TASK PROMPT:
Every record should be repeated exactly, except that pictures are left out.

****************************************

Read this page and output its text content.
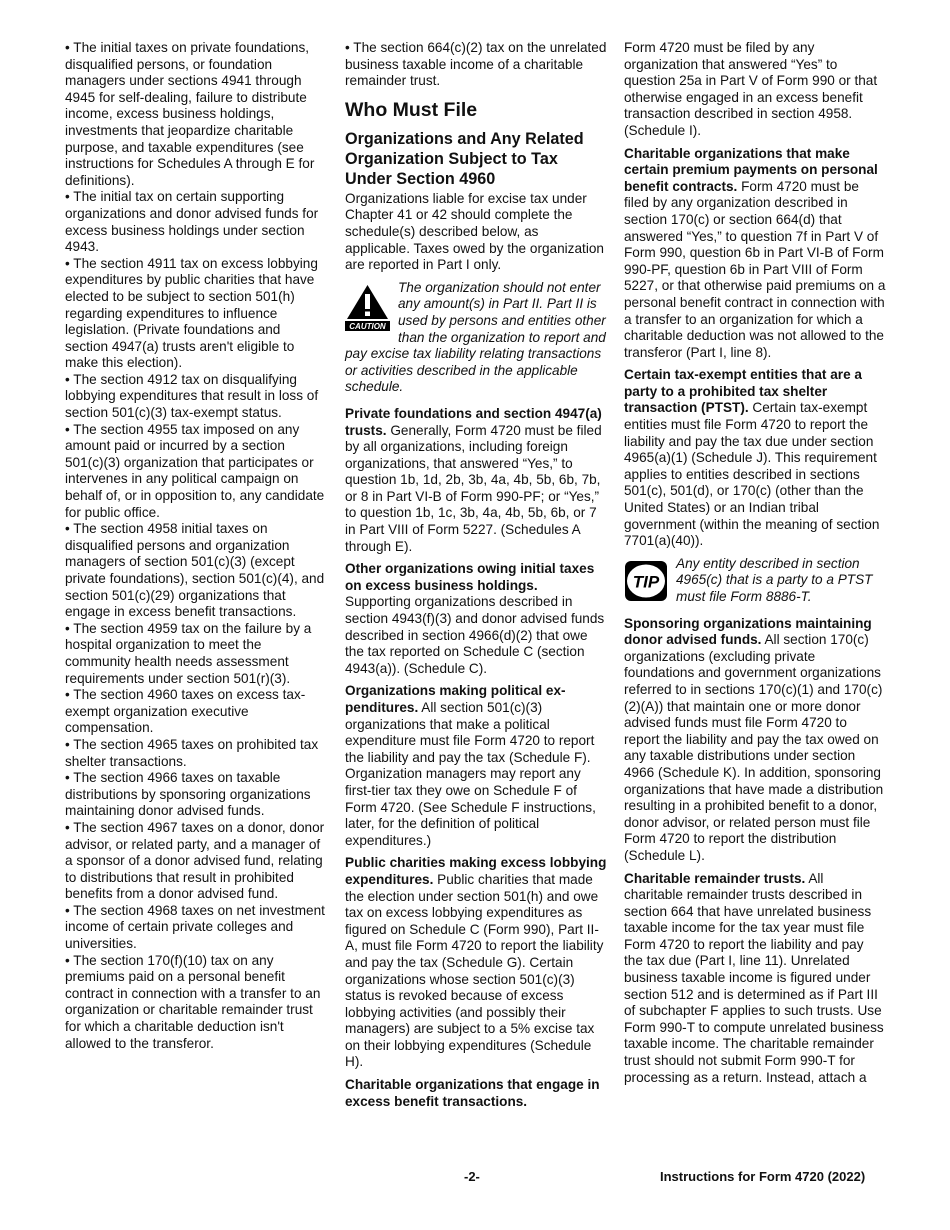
• The initial taxes on private foundations, disqualified persons, or foundation managers under sections 4941 through 4945 for self-dealing, failure to distribute income, excess business holdings, investments that jeopardize charitable purpose, and taxable expenditures (see instructions for Schedules A through E for definitions).

• The initial tax on certain supporting organizations and donor advised funds for excess business holdings under section 4943.

• The section 4911 tax on excess lobbying expenditures by public charities that have elected to be subject to section 501(h) regarding expenditures to influence legislation. (Private foundations and section 4947(a) trusts aren't eligible to make this election).

• The section 4912 tax on disqualifying lobbying expenditures that result in loss of section 501(c)(3) tax-exempt status.

• The section 4955 tax imposed on any amount paid or incurred by a section 501(c)(3) organization that participates or intervenes in any political campaign on behalf of, or in opposition to, any candidate for public office.

• The section 4958 initial taxes on disqualified persons and organization managers of section 501(c)(3) (except private foundations), section 501(c)(4), and section 501(c)(29) organizations that engage in excess benefit transactions.

• The section 4959 tax on the failure by a hospital organization to meet the community health needs assessment requirements under section 501(r)(3).

• The section 4960 taxes on excess tax-exempt organization executive compensation.

• The section 4965 taxes on prohibited tax shelter transactions.

• The section 4966 taxes on taxable distributions by sponsoring organizations maintaining donor advised funds.

• The section 4967 taxes on a donor, donor advisor, or related party, and a manager of a sponsor of a donor advised fund, relating to distributions that result in prohibited benefits from a donor advised fund.

• The section 4968 taxes on net investment income of certain private colleges and universities.

• The section 170(f)(10) tax on any premiums paid on a personal benefit contract in connection with a transfer to an organization or charitable remainder trust for which a charitable deduction isn't allowed to the transferor.

• The section 664(c)(2) tax on the unrelated business taxable income of a charitable remainder trust.

Who Must File
Organizations and Any Related Organization Subject to Tax Under Section 4960

Organizations liable for excise tax under Chapter 41 or 42 should complete the schedule(s) described below, as applicable. Taxes owed by the organization are reported in Part I only.

CAUTION
The organization should not enter any amount(s) in Part II. Part II is used by persons and entities other than the organization to report and pay excise tax liability relating transactions or activities described in the applicable schedule.

Private foundations and section 4947(a) trusts. Generally, Form 4720 must be filed by all organizations, including foreign organizations, that answered “Yes,” to question 1b, 1d, 2b, 3b, 4a, 4b, 5b, 6b, 7b, or 8 in Part VI-B of Form 990-PF; or “Yes,” to question 1b, 1c, 3b, 4a, 4b, 5b, 6b, or 7 in Part VIII of Form 5227. (Schedules A through E).

Other organizations owing initial taxes on excess business holdings. Supporting organizations described in section 4943(f)(3) and donor advised funds described in section 4966(d)(2) that owe the tax reported on Schedule C (section 4943(a)). (Schedule C).

Organizations making political expenditures. All section 501(c)(3) organizations that make a political expenditure must file Form 4720 to report the liability and pay the tax (Schedule F). Organization managers may report any first-tier tax they owe on Schedule F of Form 4720. (See Schedule F instructions, later, for the definition of political expenditures.)

Public charities making excess lobbying expenditures. Public charities that made the election under section 501(h) and owe tax on excess lobbying expenditures as figured on Schedule C (Form 990), Part II-A, must file Form 4720 to report the liability and pay the tax (Schedule G). Certain organizations whose section 501(c)(3) status is revoked because of excess lobbying activities (and possibly their managers) are subject to a 5% excise tax on their lobbying expenditures (Schedule H).

Charitable organizations that engage in excess benefit transactions.

Form 4720 must be filed by any organization that answered “Yes” to question 25a in Part V of Form 990 or that otherwise engaged in an excess benefit transaction described in section 4958. (Schedule I).

Charitable organizations that make certain premium payments on personal benefit contracts. Form 4720 must be filed by any organization described in section 170(c) or section 664(d) that answered “Yes,” to question 7f in Part V of Form 990, question 6b in Part VI-B of Form 990-PF, question 6b in Part VIII of Form 5227, or that otherwise paid premiums on a personal benefit contract in connection with a transfer to an organization for which a charitable deduction was not allowed to the transferor (Part I, line 8).

Certain tax-exempt entities that are a party to a prohibited tax shelter transaction (PTST). Certain tax-exempt entities must file Form 4720 to report the liability and pay the tax due under section 4965(a)(1) (Schedule J). This requirement applies to entities described in sections 501(c), 501(d), or 170(c) (other than the United States) or an Indian tribal government (within the meaning of section 7701(a)(40)).

TIP
Any entity described in section 4965(c) that is a party to a PTST must file Form 8886-T.

Sponsoring organizations maintaining donor advised funds. All section 170(c) organizations (excluding private foundations and government organizations referred to in sections 170(c)(1) and 170(c)(2)(A)) that maintain one or more donor advised funds must file Form 4720 to report the liability and pay the tax owed on any taxable distributions under section 4966 (Schedule K). In addition, sponsoring organizations that have made a distribution resulting in a prohibited benefit to a donor, donor advisor, or related person must file Form 4720 to report the distribution (Schedule L).

Charitable remainder trusts. All charitable remainder trusts described in section 664 that have unrelated business taxable income for the tax year must file Form 4720 to report the liability and pay the tax due (Part I, line 11). Unrelated business taxable income is figured under section 512 and is determined as if Part III of subchapter F applies to such trusts. Use Form 990-T to compute unrelated business taxable income. The charitable remainder trust should not submit Form 990-T for processing as a return. Instead, attach a

-2-	Instructions for Form 4720 (2022)
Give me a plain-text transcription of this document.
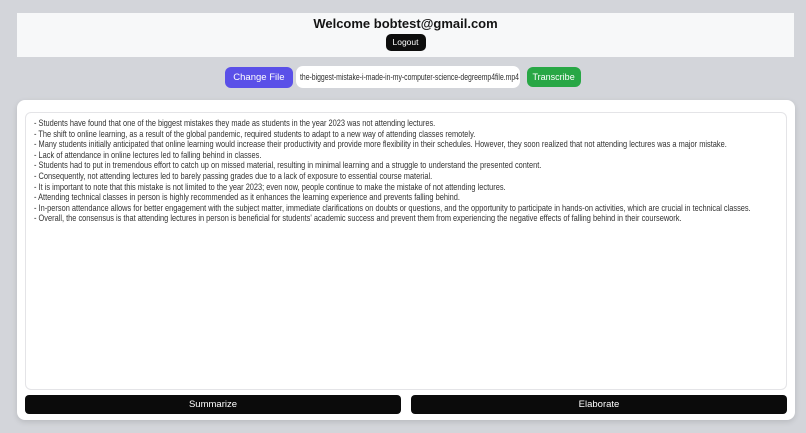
Welcome bobtest@gmail.com
Logout
Change File	the-biggest-mistake-i-made-in-my-computer-science-degreemp4file.mp4	Transcribe
- Students have found that one of the biggest mistakes they made as students in the year 2023 was not attending lectures.
- The shift to online learning, as a result of the global pandemic, required students to adapt to a new way of attending classes remotely.
- Many students initially anticipated that online learning would increase their productivity and provide more flexibility in their schedules. However, they soon realized that not attending lectures was a major mistake.
- Lack of attendance in online lectures led to falling behind in classes.
- Students had to put in tremendous effort to catch up on missed material, resulting in minimal learning and a struggle to understand the presented content.
- Consequently, not attending lectures led to barely passing grades due to a lack of exposure to essential course material.
- It is important to note that this mistake is not limited to the year 2023; even now, people continue to make the mistake of not attending lectures.
- Attending technical classes in person is highly recommended as it enhances the learning experience and prevents falling behind.
- In-person attendance allows for better engagement with the subject matter, immediate clarifications on doubts or questions, and the opportunity to participate in hands-on activities, which are crucial in technical classes.
- Overall, the consensus is that attending lectures in person is beneficial for students' academic success and prevent them from experiencing the negative effects of falling behind in their coursework.
Summarize	Elaborate
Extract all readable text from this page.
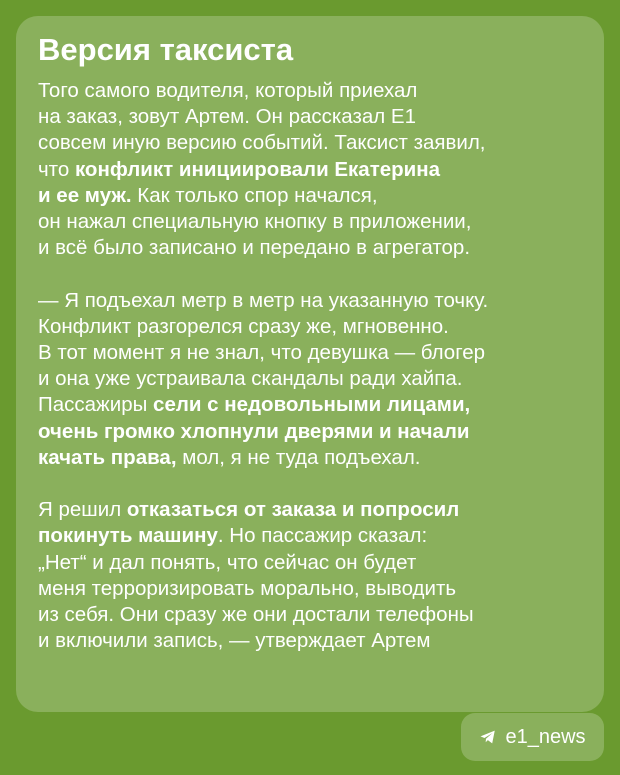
Версия таксиста

Того самого водителя, который приехал
на заказ, зовут Артем. Он рассказал Е1
совсем иную версию событий. Таксист заявил,
что конфликт инициировали Екатерина
и ее муж. Как только спор начался,
он нажал специальную кнопку в приложении,
и всё было записано и передано в агрегатор.

— Я подъехал метр в метр на указанную точку.
Конфликт разгорелся сразу же, мгновенно.
В тот момент я не знал, что девушка — блогер
и она уже устраивала скандалы ради хайпа.
Пассажиры сели с недовольными лицами,
очень громко хлопнули дверями и начали
качать права, мол, я не туда подъехал.

Я решил отказаться от заказа и попросил
покинуть машину. Но пассажир сказал:
„Нет“ и дал понять, что сейчас он будет
меня терроризировать морально, выводить
из себя. Они сразу же они достали телефоны
и включили запись, — утверждает Артем

e1_news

****************************************

IN RESPONSE:
Read this page and output its text content.
• The initial taxes on private foundations, disqualified persons, or foundation managers under sections 4941 through 4945 for self-dealing, failure to distribute income, excess business holdings, investments that jeopardize charitable purpose, and taxable expenditures (see instructions for Schedules A through E for definitions).

• The initial tax on certain supporting organizations and donor advised funds for excess business holdings under section 4943.

• The section 4911 tax on excess lobbying expenditures by public charities that have elected to be subject to section 501(h) regarding expenditures to influence legislation. (Private foundations and section 4947(a) trusts aren't eligible to make this election).

• The section 4912 tax on disqualifying lobbying expenditures that result in loss of section 501(c)(3) tax-exempt status.

• The section 4955 tax imposed on any amount paid or incurred by a section 501(c)(3) organization that participates or intervenes in any political campaign on behalf of, or in opposition to, any candidate for public office.

• The section 4958 initial taxes on disqualified persons and organization managers of section 501(c)(3) (except private foundations), section 501(c)(4), and section 501(c)(29) organizations that engage in excess benefit transactions.

• The section 4959 tax on the failure by a hospital organization to meet the community health needs assessment requirements under section 501(r)(3).

• The section 4960 taxes on excess tax-exempt organization executive compensation.

• The section 4965 taxes on prohibited tax shelter transactions.

• The section 4966 taxes on taxable distributions by sponsoring organizations maintaining donor advised funds.

• The section 4967 taxes on a donor, donor advisor, or related party, and a manager of a sponsor of a donor advised fund, relating to distributions that result in prohibited benefits from a donor advised fund.

• The section 4968 taxes on net investment income of certain private colleges and universities.

• The section 170(f)(10) tax on any premiums paid on a personal benefit contract in connection with a transfer to an organization or charitable remainder trust for which a charitable deduction isn't allowed to the transferor.

• The section 664(c)(2) tax on the unrelated business taxable income of a charitable remainder trust.

Who Must File
Organizations and Any Related Organization Subject to Tax Under Section 4960

Organizations liable for excise tax under Chapter 41 or 42 should complete the schedule(s) described below, as applicable. Taxes owed by the organization are reported in Part I only.

CAUTION
The organization should not enter any amount(s) in Part II. Part II is used by persons and entities other than the organization to report and pay excise tax liability relating transactions or activities described in the applicable schedule.

Private foundations and section 4947(a) trusts. Generally, Form 4720 must be filed by all organizations, including foreign organizations, that answered “Yes,” to question 1b, 1d, 2b, 3b, 4a, 4b, 5b, 6b, 7b, or 8 in Part VI-B of Form 990-PF; or “Yes,” to question 1b, 1c, 3b, 4a, 4b, 5b, 6b, or 7 in Part VIII of Form 5227. (Schedules A through E).

Other organizations owing initial taxes on excess business holdings. Supporting organizations described in section 4943(f)(3) and donor advised funds described in section 4966(d)(2) that owe the tax reported on Schedule C (section 4943(a)). (Schedule C).

Organizations making political expenditures. All section 501(c)(3) organizations that make a political expenditure must file Form 4720 to report the liability and pay the tax (Schedule F). Organization managers may report any first-tier tax they owe on Schedule F of Form 4720. (See Schedule F instructions, later, for the definition of political expenditures.)

Public charities making excess lobbying expenditures. Public charities that made the election under section 501(h) and owe tax on excess lobbying expenditures as figured on Schedule C (Form 990), Part II-A, must file Form 4720 to report the liability and pay the tax (Schedule G). Certain organizations whose section 501(c)(3) status is revoked because of excess lobbying activities (and possibly their managers) are subject to a 5% excise tax on their lobbying expenditures (Schedule H).

Charitable organizations that engage in excess benefit transactions.

Form 4720 must be filed by any organization that answered “Yes” to question 25a in Part V of Form 990 or that otherwise engaged in an excess benefit transaction described in section 4958. (Schedule I).

Charitable organizations that make certain premium payments on personal benefit contracts. Form 4720 must be filed by any organization described in section 170(c) or section 664(d) that answered “Yes,” to question 7f in Part V of Form 990, question 6b in Part VI-B of Form 990-PF, question 6b in Part VIII of Form 5227, or that otherwise paid premiums on a personal benefit contract in connection with a transfer to an organization for which a charitable deduction was not allowed to the transferor (Part I, line 8).

Certain tax-exempt entities that are a party to a prohibited tax shelter transaction (PTST). Certain tax-exempt entities must file Form 4720 to report the liability and pay the tax due under section 4965(a)(1) (Schedule J). This requirement applies to entities described in sections 501(c), 501(d), or 170(c) (other than the United States) or an Indian tribal government (within the meaning of section 7701(a)(40)).

TIP
Any entity described in section 4965(c) that is a party to a PTST must file Form 8886-T.

Sponsoring organizations maintaining donor advised funds. All section 170(c) organizations (excluding private foundations and government organizations referred to in sections 170(c)(1) and 170(c)(2)(A)) that maintain one or more donor advised funds must file Form 4720 to report the liability and pay the tax owed on any taxable distributions under section 4966 (Schedule K). In addition, sponsoring organizations that have made a distribution resulting in a prohibited benefit to a donor, donor advisor, or related person must file Form 4720 to report the distribution (Schedule L).

Charitable remainder trusts. All charitable remainder trusts described in section 664 that have unrelated business taxable income for the tax year must file Form 4720 to report the liability and pay the tax due (Part I, line 11). Unrelated business taxable income is figured under section 512 and is determined as if Part III of subchapter F applies to such trusts. Use Form 990-T to compute unrelated business taxable income. The charitable remainder trust should not submit Form 990-T for processing as a return. Instead, attach a

-2-	Instructions for Form 4720 (2022)
Give me a plain-text transcription of this document.
Welcome bobtest@gmail.com
Logout
Change File	the-biggest-mistake-i-made-in-my-computer-science-degreemp4file.mp4	Transcribe
- Students have found that one of the biggest mistakes they made as students in the year 2023 was not attending lectures.
- The shift to online learning, as a result of the global pandemic, required students to adapt to a new way of attending classes remotely.
- Many students initially anticipated that online learning would increase their productivity and provide more flexibility in their schedules. However, they soon realized that not attending lectures was a major mistake.
- Lack of attendance in online lectures led to falling behind in classes.
- Students had to put in tremendous effort to catch up on missed material, resulting in minimal learning and a struggle to understand the presented content.
- Consequently, not attending lectures led to barely passing grades due to a lack of exposure to essential course material.
- It is important to note that this mistake is not limited to the year 2023; even now, people continue to make the mistake of not attending lectures.
- Attending technical classes in person is highly recommended as it enhances the learning experience and prevents falling behind.
- In-person attendance allows for better engagement with the subject matter, immediate clarifications on doubts or questions, and the opportunity to participate in hands-on activities, which are crucial in technical classes.
- Overall, the consensus is that attending lectures in person is beneficial for students' academic success and prevent them from experiencing the negative effects of falling behind in their coursework.
Summarize	Elaborate
Extract all readable text from this page.
Версия таксиста

Того самого водителя, который приехал
на заказ, зовут Артем. Он рассказал Е1
совсем иную версию событий. Таксист заявил,
что конфликт инициировали Екатерина
и ее муж. Как только спор начался,
он нажал специальную кнопку в приложении,
и всё было записано и передано в агрегатор.

— Я подъехал метр в метр на указанную точку.
Конфликт разгорелся сразу же, мгновенно.
В тот момент я не знал, что девушка — блогер
и она уже устраивала скандалы ради хайпа.
Пассажиры сели с недовольными лицами,
очень громко хлопнули дверями и начали
качать права, мол, я не туда подъехал.

Я решил отказаться от заказа и попросил
покинуть машину. Но пассажир сказал:
„Нет“ и дал понять, что сейчас он будет
меня терроризировать морально, выводить
из себя. Они сразу же они достали телефоны
и включили запись, — утверждает Артем

e1_news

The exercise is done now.